• Exercise details
Everything from the line that contains "Transcribe this image's" through the final line of the records should be written out exactly, and nothing outside that span.

--- Start of Records for this exercise ---

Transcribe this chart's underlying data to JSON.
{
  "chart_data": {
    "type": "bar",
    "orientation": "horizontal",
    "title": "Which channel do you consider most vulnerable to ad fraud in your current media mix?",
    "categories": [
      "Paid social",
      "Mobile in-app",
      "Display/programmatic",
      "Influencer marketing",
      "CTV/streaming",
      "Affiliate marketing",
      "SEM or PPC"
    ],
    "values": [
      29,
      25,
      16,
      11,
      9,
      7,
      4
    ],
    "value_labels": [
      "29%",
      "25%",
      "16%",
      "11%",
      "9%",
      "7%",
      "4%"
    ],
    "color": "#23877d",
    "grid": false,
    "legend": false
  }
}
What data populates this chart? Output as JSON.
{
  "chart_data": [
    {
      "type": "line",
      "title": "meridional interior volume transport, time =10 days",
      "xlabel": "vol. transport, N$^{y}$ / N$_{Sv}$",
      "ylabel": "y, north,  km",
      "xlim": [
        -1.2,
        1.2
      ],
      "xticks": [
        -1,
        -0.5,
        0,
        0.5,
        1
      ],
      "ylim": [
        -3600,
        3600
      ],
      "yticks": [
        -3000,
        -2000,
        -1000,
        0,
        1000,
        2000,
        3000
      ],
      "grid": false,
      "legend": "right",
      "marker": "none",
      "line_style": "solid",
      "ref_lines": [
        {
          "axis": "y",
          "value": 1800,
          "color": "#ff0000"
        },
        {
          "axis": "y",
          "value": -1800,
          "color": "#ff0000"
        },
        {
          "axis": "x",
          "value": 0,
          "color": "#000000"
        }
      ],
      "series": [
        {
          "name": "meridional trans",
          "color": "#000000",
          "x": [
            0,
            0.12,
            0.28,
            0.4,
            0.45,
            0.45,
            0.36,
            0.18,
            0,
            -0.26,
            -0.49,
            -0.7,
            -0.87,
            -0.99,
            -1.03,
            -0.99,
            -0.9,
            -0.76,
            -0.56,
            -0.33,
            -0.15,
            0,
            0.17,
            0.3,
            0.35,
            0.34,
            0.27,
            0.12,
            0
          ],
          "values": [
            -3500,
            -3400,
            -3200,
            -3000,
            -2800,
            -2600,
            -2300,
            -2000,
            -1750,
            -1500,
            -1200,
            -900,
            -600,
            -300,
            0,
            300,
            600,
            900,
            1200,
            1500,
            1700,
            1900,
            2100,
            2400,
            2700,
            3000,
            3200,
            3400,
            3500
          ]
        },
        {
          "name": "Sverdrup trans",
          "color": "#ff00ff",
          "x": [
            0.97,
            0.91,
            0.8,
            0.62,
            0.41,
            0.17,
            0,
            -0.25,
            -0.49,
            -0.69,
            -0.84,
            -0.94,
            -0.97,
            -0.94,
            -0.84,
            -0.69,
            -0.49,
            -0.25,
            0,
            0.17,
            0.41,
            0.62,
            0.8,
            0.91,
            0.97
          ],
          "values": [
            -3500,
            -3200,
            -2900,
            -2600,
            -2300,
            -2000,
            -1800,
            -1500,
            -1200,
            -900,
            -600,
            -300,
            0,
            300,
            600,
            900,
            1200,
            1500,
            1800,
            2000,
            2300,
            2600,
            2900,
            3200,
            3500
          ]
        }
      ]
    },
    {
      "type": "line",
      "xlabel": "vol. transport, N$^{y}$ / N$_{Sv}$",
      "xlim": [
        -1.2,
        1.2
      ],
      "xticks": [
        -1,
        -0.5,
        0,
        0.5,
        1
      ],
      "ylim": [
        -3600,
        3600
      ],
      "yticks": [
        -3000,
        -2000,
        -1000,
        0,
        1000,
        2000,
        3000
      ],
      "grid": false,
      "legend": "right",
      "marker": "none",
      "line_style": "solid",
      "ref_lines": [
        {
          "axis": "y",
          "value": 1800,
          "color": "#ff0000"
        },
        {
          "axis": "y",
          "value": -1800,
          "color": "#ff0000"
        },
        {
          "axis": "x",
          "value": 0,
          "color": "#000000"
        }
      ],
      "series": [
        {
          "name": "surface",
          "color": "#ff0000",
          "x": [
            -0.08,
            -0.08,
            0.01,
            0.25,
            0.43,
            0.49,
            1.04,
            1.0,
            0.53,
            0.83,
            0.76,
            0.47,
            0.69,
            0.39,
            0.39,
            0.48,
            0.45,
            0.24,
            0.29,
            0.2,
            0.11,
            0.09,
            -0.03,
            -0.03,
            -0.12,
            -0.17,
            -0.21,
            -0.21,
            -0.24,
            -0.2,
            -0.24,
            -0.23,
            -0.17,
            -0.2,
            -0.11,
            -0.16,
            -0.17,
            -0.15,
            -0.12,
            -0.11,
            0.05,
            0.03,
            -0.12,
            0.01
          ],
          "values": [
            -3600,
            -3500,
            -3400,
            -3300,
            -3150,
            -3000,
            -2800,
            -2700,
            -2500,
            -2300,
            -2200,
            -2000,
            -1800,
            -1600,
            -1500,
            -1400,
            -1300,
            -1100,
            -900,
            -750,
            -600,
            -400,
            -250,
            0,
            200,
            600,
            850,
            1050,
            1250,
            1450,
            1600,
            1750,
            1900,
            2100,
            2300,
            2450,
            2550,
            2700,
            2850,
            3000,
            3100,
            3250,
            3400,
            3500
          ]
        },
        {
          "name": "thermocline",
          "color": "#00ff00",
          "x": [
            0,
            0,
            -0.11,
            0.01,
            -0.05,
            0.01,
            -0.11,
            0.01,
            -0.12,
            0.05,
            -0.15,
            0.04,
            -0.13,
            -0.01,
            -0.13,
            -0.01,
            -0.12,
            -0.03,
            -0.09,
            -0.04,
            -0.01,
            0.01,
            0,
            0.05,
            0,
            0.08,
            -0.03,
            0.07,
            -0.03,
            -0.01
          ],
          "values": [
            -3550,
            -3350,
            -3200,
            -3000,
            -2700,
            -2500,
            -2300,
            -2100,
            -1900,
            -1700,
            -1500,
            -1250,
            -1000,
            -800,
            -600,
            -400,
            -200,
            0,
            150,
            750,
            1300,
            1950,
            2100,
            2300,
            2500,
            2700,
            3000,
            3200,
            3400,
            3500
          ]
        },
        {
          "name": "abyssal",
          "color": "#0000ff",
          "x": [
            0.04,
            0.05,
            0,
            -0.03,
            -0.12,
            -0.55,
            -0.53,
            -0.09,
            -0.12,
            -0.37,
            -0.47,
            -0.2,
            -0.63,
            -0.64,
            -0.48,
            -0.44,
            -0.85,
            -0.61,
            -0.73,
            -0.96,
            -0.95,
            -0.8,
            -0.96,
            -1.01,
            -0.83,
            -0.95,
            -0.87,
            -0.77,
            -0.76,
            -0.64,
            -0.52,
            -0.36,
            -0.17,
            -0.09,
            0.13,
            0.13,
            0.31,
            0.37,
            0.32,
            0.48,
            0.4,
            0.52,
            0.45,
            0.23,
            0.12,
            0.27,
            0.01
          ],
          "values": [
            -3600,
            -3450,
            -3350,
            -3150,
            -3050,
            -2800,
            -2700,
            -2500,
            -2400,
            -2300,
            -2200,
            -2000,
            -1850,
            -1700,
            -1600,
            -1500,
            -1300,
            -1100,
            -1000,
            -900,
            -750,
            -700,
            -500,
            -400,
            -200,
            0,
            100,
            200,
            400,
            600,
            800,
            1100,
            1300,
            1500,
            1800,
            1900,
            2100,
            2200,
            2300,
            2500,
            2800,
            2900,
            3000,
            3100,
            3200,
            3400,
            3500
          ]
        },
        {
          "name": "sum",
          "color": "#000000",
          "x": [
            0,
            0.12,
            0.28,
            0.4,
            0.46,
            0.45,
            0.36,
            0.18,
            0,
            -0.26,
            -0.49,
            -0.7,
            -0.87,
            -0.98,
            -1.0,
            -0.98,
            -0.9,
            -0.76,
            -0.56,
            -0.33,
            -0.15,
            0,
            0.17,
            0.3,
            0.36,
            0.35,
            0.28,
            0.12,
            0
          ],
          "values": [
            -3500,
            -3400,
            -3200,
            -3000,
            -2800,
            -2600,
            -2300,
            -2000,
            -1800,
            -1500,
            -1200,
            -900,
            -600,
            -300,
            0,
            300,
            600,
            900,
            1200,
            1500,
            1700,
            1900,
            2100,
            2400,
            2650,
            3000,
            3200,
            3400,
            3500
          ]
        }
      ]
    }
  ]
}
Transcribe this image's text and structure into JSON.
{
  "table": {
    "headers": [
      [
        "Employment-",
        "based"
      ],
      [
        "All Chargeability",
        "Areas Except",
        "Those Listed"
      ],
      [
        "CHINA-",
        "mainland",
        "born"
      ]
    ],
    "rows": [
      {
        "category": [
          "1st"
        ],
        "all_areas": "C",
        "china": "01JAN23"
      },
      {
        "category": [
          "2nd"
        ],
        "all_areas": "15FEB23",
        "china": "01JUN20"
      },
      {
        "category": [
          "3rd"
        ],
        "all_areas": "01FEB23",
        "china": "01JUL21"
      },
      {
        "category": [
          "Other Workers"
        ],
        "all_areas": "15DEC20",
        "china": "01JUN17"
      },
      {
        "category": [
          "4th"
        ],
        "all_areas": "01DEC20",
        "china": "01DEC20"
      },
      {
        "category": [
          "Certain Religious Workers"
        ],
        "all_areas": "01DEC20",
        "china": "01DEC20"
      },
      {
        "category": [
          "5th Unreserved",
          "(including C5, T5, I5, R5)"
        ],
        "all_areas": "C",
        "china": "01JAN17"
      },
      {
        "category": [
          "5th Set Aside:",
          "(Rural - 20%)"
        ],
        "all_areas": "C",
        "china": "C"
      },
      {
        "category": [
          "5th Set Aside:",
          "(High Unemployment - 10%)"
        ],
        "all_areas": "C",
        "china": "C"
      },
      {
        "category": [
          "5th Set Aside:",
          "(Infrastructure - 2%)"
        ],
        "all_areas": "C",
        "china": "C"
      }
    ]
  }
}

--- End of Records for this exercise ---

• Response to this exercise
Transcribe this image's text and structure into JSON.
{
  "table": {
    "headers": [
      [
        "Employment-",
        "based"
      ],
      [
        "All Chargeability",
        "Areas Except",
        "Those Listed"
      ],
      [
        "CHINA-",
        "mainland",
        "born"
      ]
    ],
    "rows": [
      {
        "category": [
          "1st"
        ],
        "all_areas": "C",
        "china": "01JAN23"
      },
      {
        "category": [
          "2nd"
        ],
        "all_areas": "15FEB23",
        "china": "01JUN20"
      },
      {
        "category": [
          "3rd"
        ],
        "all_areas": "01FEB23",
        "china": "01JUL21"
      },
      {
        "category": [
          "Other Workers"
        ],
        "all_areas": "15DEC20",
        "china": "01JUN17"
      },
      {
        "category": [
          "4th"
        ],
        "all_areas": "01DEC20",
        "china": "01DEC20"
      },
      {
        "category": [
          "Certain Religious Workers"
        ],
        "all_areas": "01DEC20",
        "china": "01DEC20"
      },
      {
        "category": [
          "5th Unreserved",
          "(including C5, T5, I5, R5)"
        ],
        "all_areas": "C",
        "china": "01JAN17"
      },
      {
        "category": [
          "5th Set Aside:",
          "(Rural - 20%)"
        ],
        "all_areas": "C",
        "china": "C"
      },
      {
        "category": [
          "5th Set Aside:",
          "(High Unemployment - 10%)"
        ],
        "all_areas": "C",
        "china": "C"
      },
      {
        "category": [
          "5th Set Aside:",
          "(Infrastructure - 2%)"
        ],
        "all_areas": "C",
        "china": "C"
      }
    ]
  }
}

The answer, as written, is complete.